(Data tied to figure images)

>> BEGIN

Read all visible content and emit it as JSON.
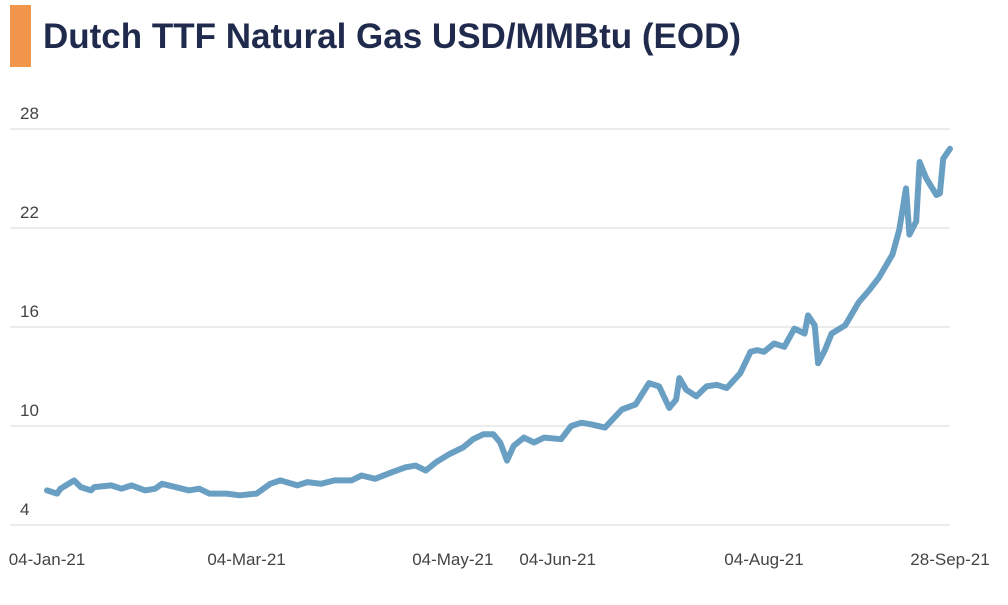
{
  "chart_data": {
    "type": "line",
    "title": "Dutch TTF Natural Gas USD/MMBtu (EOD)",
    "x": [
      "2021-01-04",
      "2021-01-07",
      "2021-01-08",
      "2021-01-12",
      "2021-01-14",
      "2021-01-17",
      "2021-01-18",
      "2021-01-23",
      "2021-01-26",
      "2021-01-29",
      "2021-02-02",
      "2021-02-05",
      "2021-02-07",
      "2021-02-11",
      "2021-02-15",
      "2021-02-18",
      "2021-02-21",
      "2021-02-26",
      "2021-03-02",
      "2021-03-07",
      "2021-03-11",
      "2021-03-14",
      "2021-03-19",
      "2021-03-22",
      "2021-03-26",
      "2021-03-30",
      "2021-04-04",
      "2021-04-07",
      "2021-04-11",
      "2021-04-16",
      "2021-04-20",
      "2021-04-23",
      "2021-04-26",
      "2021-04-29",
      "2021-05-03",
      "2021-05-07",
      "2021-05-10",
      "2021-05-13",
      "2021-05-16",
      "2021-05-18",
      "2021-05-20",
      "2021-05-22",
      "2021-05-25",
      "2021-05-28",
      "2021-05-31",
      "2021-06-05",
      "2021-06-08",
      "2021-06-11",
      "2021-06-14",
      "2021-06-18",
      "2021-06-23",
      "2021-06-27",
      "2021-07-01",
      "2021-07-04",
      "2021-07-07",
      "2021-07-09",
      "2021-07-10",
      "2021-07-12",
      "2021-07-15",
      "2021-07-18",
      "2021-07-21",
      "2021-07-24",
      "2021-07-28",
      "2021-07-31",
      "2021-08-02",
      "2021-08-04",
      "2021-08-07",
      "2021-08-10",
      "2021-08-13",
      "2021-08-16",
      "2021-08-17",
      "2021-08-19",
      "2021-08-20",
      "2021-08-22",
      "2021-08-24",
      "2021-08-28",
      "2021-09-01",
      "2021-09-04",
      "2021-09-07",
      "2021-09-11",
      "2021-09-13",
      "2021-09-15",
      "2021-09-16",
      "2021-09-18",
      "2021-09-19",
      "2021-09-21",
      "2021-09-24",
      "2021-09-25",
      "2021-09-26",
      "2021-09-28"
    ],
    "series": [
      {
        "color": "#6a9fc4",
        "values": [
          6.1,
          5.9,
          6.2,
          6.7,
          6.3,
          6.1,
          6.3,
          6.4,
          6.2,
          6.4,
          6.1,
          6.2,
          6.5,
          6.3,
          6.1,
          6.2,
          5.9,
          5.9,
          5.8,
          5.9,
          6.5,
          6.7,
          6.4,
          6.6,
          6.5,
          6.7,
          6.7,
          7.0,
          6.8,
          7.2,
          7.5,
          7.6,
          7.3,
          7.8,
          8.3,
          8.7,
          9.2,
          9.5,
          9.5,
          9.0,
          7.9,
          8.8,
          9.3,
          9.0,
          9.3,
          9.2,
          10.0,
          10.2,
          10.1,
          9.9,
          11.0,
          11.3,
          12.6,
          12.4,
          11.1,
          11.6,
          12.9,
          12.2,
          11.8,
          12.4,
          12.5,
          12.3,
          13.2,
          14.5,
          14.6,
          14.5,
          15.0,
          14.8,
          15.9,
          15.6,
          16.7,
          16.1,
          13.8,
          14.6,
          15.6,
          16.1,
          17.5,
          18.2,
          19.0,
          20.4,
          21.9,
          24.4,
          21.6,
          22.4,
          26.0,
          25.0,
          24.0,
          24.1,
          26.2,
          26.8
        ]
      }
    ],
    "xlim": [
      "2021-01-04",
      "2021-09-28"
    ],
    "xticks": [
      {
        "value": "2021-01-04",
        "label": "04-Jan-21"
      },
      {
        "value": "2021-03-04",
        "label": "04-Mar-21"
      },
      {
        "value": "2021-05-04",
        "label": "04-May-21"
      },
      {
        "value": "2021-06-04",
        "label": "04-Jun-21"
      },
      {
        "value": "2021-08-04",
        "label": "04-Aug-21"
      },
      {
        "value": "2021-09-28",
        "label": "28-Sep-21"
      }
    ],
    "ylim": [
      4,
      28
    ],
    "yticks": [
      4,
      10,
      16,
      22,
      28
    ],
    "grid": true
  }
}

>> END

*Goal:* Look through the entries above and list every line containing "label".

*Answer to this problem:*
        "label": "04-Jan-21"
        "label": "04-Mar-21"
        "label": "04-May-21"
        "label": "04-Jun-21"
        "label": "04-Aug-21"
        "label": "28-Sep-21"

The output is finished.